Stated exercise —
Copy the data below exactly.

[begin Data for this task]

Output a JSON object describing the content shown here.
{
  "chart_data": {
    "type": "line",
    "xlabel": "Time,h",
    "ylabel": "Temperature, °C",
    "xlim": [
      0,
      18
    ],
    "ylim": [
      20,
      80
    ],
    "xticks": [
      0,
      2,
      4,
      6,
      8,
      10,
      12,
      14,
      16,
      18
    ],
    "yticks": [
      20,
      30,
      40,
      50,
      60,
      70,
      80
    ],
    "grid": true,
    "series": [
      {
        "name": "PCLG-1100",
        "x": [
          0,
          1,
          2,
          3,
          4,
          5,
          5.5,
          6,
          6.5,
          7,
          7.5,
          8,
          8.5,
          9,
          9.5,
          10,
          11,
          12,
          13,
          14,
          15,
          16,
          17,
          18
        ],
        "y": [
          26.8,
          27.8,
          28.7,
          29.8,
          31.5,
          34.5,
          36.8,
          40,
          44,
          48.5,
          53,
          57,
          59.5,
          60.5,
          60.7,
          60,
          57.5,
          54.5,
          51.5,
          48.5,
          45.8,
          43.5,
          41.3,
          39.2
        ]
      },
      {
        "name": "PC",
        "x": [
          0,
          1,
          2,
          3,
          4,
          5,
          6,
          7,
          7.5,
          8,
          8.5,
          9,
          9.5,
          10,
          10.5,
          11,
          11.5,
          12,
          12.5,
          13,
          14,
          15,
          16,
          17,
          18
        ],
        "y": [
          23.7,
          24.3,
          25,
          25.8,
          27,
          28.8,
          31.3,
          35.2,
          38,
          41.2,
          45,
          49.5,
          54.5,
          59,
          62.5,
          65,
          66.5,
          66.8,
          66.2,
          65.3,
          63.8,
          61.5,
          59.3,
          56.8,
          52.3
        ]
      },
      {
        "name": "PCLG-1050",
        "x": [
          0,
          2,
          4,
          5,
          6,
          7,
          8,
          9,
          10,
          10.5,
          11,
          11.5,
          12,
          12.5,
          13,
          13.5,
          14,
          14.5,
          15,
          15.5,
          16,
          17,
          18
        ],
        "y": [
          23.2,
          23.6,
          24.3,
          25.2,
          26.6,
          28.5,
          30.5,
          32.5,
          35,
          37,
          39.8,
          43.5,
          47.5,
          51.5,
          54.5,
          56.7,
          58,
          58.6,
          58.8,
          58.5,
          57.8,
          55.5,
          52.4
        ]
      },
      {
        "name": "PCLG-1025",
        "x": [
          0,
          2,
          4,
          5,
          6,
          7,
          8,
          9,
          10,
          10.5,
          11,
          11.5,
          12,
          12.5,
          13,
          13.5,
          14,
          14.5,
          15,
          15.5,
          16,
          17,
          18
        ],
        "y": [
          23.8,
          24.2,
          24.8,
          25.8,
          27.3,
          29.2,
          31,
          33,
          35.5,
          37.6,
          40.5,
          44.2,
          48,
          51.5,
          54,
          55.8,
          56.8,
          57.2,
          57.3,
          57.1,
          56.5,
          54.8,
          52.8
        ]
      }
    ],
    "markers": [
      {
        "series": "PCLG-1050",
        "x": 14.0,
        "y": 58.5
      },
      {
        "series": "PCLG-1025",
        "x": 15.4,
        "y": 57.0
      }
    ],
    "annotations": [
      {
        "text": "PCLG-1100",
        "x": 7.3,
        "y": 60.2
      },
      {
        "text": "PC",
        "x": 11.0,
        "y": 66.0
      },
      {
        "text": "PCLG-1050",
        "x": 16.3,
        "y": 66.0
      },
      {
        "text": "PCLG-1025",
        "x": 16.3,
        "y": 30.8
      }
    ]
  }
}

[end Data for this task]

Task answer —
Output a JSON object describing the content shown here.
{
  "chart_data": {
    "type": "line",
    "xlabel": "Time,h",
    "ylabel": "Temperature, °C",
    "xlim": [
      0,
      18
    ],
    "ylim": [
      20,
      80
    ],
    "xticks": [
      0,
      2,
      4,
      6,
      8,
      10,
      12,
      14,
      16,
      18
    ],
    "yticks": [
      20,
      30,
      40,
      50,
      60,
      70,
      80
    ],
    "grid": true,
    "series": [
      {
        "name": "PCLG-1100",
        "x": [
          0,
          1,
          2,
          3,
          4,
          5,
          5.5,
          6,
          6.5,
          7,
          7.5,
          8,
          8.5,
          9,
          9.5,
          10,
          11,
          12,
          13,
          14,
          15,
          16,
          17,
          18
        ],
        "y": [
          26.8,
          27.8,
          28.7,
          29.8,
          31.5,
          34.5,
          36.8,
          40,
          44,
          48.5,
          53,
          57,
          59.5,
          60.5,
          60.7,
          60,
          57.5,
          54.5,
          51.5,
          48.5,
          45.8,
          43.5,
          41.3,
          39.2
        ]
      },
      {
        "name": "PC",
        "x": [
          0,
          1,
          2,
          3,
          4,
          5,
          6,
          7,
          7.5,
          8,
          8.5,
          9,
          9.5,
          10,
          10.5,
          11,
          11.5,
          12,
          12.5,
          13,
          14,
          15,
          16,
          17,
          18
        ],
        "y": [
          23.7,
          24.3,
          25,
          25.8,
          27,
          28.8,
          31.3,
          35.2,
          38,
          41.2,
          45,
          49.5,
          54.5,
          59,
          62.5,
          65,
          66.5,
          66.8,
          66.2,
          65.3,
          63.8,
          61.5,
          59.3,
          56.8,
          52.3
        ]
      },
      {
        "name": "PCLG-1050",
        "x": [
          0,
          2,
          4,
          5,
          6,
          7,
          8,
          9,
          10,
          10.5,
          11,
          11.5,
          12,
          12.5,
          13,
          13.5,
          14,
          14.5,
          15,
          15.5,
          16,
          17,
          18
        ],
        "y": [
          23.2,
          23.6,
          24.3,
          25.2,
          26.6,
          28.5,
          30.5,
          32.5,
          35,
          37,
          39.8,
          43.5,
          47.5,
          51.5,
          54.5,
          56.7,
          58,
          58.6,
          58.8,
          58.5,
          57.8,
          55.5,
          52.4
        ]
      },
      {
        "name": "PCLG-1025",
        "x": [
          0,
          2,
          4,
          5,
          6,
          7,
          8,
          9,
          10,
          10.5,
          11,
          11.5,
          12,
          12.5,
          13,
          13.5,
          14,
          14.5,
          15,
          15.5,
          16,
          17,
          18
        ],
        "y": [
          23.8,
          24.2,
          24.8,
          25.8,
          27.3,
          29.2,
          31,
          33,
          35.5,
          37.6,
          40.5,
          44.2,
          48,
          51.5,
          54,
          55.8,
          56.8,
          57.2,
          57.3,
          57.1,
          56.5,
          54.8,
          52.8
        ]
      }
    ],
    "markers": [
      {
        "series": "PCLG-1050",
        "x": 14.0,
        "y": 58.5
      },
      {
        "series": "PCLG-1025",
        "x": 15.4,
        "y": 57.0
      }
    ],
    "annotations": [
      {
        "text": "PCLG-1100",
        "x": 7.3,
        "y": 60.2
      },
      {
        "text": "PC",
        "x": 11.0,
        "y": 66.0
      },
      {
        "text": "PCLG-1050",
        "x": 16.3,
        "y": 66.0
      },
      {
        "text": "PCLG-1025",
        "x": 16.3,
        "y": 30.8
      }
    ]
  }
}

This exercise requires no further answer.